→ **WORK INSTRUCTIONS**
Read the material below and tally how many lines hold the word "dockerfile", giving the number and nothing else.

─── SUPPLIED RECORDS ───

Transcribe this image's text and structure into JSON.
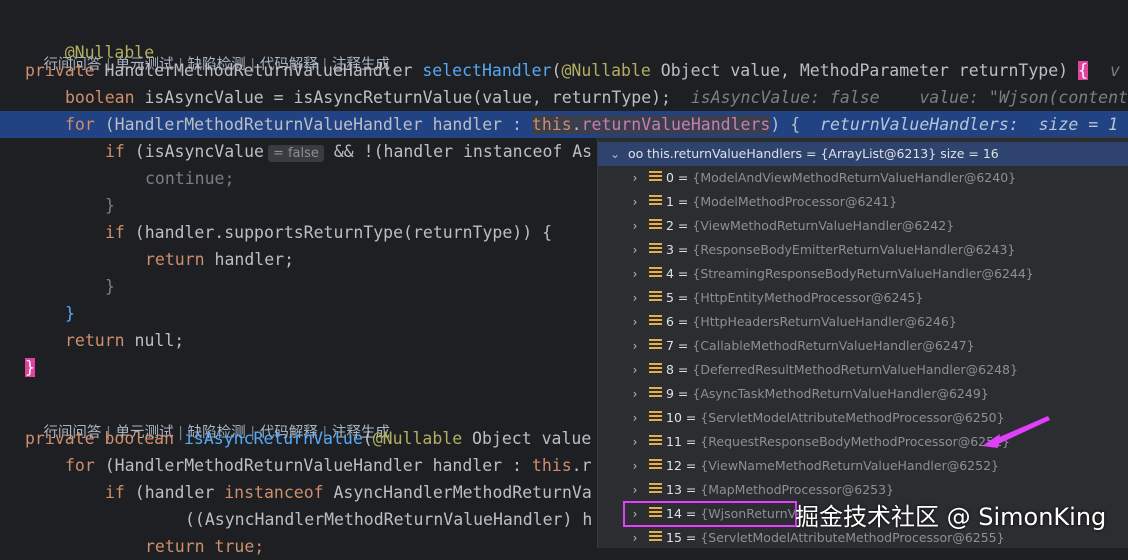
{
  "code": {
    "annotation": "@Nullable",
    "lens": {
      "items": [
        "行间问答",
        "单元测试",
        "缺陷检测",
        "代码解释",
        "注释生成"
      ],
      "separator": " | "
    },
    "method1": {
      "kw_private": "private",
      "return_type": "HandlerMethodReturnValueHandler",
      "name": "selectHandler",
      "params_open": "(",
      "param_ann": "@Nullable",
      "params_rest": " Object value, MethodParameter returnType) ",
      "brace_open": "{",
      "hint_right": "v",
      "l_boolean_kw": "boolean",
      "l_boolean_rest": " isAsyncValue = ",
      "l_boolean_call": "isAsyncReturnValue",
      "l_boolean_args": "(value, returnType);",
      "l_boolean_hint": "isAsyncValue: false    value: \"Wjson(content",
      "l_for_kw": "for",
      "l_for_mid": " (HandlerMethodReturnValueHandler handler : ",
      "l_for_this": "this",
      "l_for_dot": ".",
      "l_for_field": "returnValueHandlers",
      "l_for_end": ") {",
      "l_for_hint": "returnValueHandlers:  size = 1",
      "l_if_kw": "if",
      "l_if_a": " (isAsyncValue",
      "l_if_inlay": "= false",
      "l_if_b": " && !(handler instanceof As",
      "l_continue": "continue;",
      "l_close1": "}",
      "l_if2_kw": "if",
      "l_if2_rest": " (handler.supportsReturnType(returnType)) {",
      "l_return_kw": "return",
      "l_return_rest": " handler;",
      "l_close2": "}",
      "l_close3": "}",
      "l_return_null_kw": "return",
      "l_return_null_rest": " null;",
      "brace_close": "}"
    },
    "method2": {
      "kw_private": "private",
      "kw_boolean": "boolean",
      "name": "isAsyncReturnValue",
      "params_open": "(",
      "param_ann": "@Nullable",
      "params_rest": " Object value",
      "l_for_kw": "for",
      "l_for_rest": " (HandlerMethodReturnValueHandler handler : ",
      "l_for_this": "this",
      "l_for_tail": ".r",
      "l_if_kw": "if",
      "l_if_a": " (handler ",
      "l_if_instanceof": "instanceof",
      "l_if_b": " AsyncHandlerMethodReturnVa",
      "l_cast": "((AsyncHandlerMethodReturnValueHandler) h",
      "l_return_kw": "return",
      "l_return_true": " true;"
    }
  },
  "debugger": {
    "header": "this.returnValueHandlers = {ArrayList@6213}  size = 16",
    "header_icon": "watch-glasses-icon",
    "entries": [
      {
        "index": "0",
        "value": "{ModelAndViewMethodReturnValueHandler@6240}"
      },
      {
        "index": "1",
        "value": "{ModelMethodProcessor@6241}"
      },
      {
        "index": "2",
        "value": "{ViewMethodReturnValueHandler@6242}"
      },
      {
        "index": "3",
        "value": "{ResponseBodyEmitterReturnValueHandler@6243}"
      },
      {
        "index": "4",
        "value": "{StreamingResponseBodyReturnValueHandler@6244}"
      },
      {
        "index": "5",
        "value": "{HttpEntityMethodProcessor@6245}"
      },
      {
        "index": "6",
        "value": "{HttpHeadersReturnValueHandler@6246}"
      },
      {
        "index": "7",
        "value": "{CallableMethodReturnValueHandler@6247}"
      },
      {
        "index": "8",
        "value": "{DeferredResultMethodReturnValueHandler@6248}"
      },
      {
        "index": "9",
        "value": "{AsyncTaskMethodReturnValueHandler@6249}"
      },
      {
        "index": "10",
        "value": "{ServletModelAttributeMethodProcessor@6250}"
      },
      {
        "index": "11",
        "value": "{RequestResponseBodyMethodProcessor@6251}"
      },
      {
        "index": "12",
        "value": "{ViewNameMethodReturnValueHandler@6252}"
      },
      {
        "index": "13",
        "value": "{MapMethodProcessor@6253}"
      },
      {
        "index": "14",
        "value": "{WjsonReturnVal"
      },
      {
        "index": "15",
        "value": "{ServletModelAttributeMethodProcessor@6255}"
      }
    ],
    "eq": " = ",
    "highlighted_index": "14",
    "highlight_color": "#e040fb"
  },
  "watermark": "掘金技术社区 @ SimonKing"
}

───
─── SUPPLIED RECORDS ───

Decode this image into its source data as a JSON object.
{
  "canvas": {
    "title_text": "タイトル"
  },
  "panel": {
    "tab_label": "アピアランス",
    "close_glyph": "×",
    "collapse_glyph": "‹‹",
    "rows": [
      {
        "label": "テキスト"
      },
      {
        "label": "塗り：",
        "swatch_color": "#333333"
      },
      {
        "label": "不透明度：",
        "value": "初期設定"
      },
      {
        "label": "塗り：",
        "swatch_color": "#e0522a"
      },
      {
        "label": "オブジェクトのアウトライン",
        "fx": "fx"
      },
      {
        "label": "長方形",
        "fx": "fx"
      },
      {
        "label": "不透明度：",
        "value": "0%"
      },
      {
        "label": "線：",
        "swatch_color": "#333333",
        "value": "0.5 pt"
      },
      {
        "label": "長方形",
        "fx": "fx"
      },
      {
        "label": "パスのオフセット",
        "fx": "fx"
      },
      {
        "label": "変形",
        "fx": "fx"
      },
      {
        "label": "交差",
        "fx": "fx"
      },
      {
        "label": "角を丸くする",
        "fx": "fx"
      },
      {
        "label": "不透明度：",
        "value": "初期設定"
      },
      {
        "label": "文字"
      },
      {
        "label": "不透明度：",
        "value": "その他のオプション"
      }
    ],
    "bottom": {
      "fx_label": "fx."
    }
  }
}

───
─── SUPPLIED RECORDS ───

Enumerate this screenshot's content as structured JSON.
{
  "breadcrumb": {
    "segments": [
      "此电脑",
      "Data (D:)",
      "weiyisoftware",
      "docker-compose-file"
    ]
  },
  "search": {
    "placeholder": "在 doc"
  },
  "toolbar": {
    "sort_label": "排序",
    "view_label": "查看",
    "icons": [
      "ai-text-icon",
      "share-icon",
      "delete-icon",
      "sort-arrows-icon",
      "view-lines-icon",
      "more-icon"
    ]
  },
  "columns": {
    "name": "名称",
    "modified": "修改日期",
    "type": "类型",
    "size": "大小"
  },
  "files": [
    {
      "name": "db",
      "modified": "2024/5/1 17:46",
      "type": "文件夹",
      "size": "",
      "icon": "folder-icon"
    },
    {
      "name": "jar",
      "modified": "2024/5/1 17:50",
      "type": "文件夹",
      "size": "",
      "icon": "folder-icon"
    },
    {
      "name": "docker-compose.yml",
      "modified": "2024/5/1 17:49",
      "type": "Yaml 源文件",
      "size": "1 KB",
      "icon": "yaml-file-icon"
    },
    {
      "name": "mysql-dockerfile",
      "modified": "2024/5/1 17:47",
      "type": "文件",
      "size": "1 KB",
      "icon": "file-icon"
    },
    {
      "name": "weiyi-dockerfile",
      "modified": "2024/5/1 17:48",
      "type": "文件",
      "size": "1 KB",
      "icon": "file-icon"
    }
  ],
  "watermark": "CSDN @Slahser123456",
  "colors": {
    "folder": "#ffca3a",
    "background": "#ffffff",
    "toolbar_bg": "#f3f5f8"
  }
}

───

→ **SOLUTION TO THIS EXERCISE**
2